Written instruction:
Transcribe each record below word for word.

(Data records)

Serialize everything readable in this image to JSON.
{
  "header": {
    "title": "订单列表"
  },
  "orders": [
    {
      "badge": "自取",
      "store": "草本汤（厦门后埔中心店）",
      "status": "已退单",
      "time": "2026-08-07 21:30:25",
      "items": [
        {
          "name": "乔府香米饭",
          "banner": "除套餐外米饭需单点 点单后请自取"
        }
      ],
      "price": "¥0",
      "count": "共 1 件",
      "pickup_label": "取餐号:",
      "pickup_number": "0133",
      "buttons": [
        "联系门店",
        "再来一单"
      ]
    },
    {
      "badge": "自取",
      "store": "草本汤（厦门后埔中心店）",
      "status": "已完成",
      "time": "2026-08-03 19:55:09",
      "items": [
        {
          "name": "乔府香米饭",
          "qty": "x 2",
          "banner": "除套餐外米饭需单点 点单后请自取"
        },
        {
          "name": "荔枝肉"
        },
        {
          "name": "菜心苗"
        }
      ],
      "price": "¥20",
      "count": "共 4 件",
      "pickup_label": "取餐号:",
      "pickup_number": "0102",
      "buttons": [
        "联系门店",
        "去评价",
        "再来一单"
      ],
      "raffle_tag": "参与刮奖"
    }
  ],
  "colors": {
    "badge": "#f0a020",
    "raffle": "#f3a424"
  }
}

The result:
Serialize everything readable in this image to JSON.
{
  "header": {
    "title": "订单列表"
  },
  "orders": [
    {
      "badge": "自取",
      "store": "草本汤（厦门后埔中心店）",
      "status": "已退单",
      "time": "2026-08-07 21:30:25",
      "items": [
        {
          "name": "乔府香米饭",
          "banner": "除套餐外米饭需单点 点单后请自取"
        }
      ],
      "price": "¥0",
      "count": "共 1 件",
      "pickup_label": "取餐号:",
      "pickup_number": "0133",
      "buttons": [
        "联系门店",
        "再来一单"
      ]
    },
    {
      "badge": "自取",
      "store": "草本汤（厦门后埔中心店）",
      "status": "已完成",
      "time": "2026-08-03 19:55:09",
      "items": [
        {
          "name": "乔府香米饭",
          "qty": "x 2",
          "banner": "除套餐外米饭需单点 点单后请自取"
        },
        {
          "name": "荔枝肉"
        },
        {
          "name": "菜心苗"
        }
      ],
      "price": "¥20",
      "count": "共 4 件",
      "pickup_label": "取餐号:",
      "pickup_number": "0102",
      "buttons": [
        "联系门店",
        "去评价",
        "再来一单"
      ],
      "raffle_tag": "参与刮奖"
    }
  ],
  "colors": {
    "badge": "#f0a020",
    "raffle": "#f3a424"
  }
}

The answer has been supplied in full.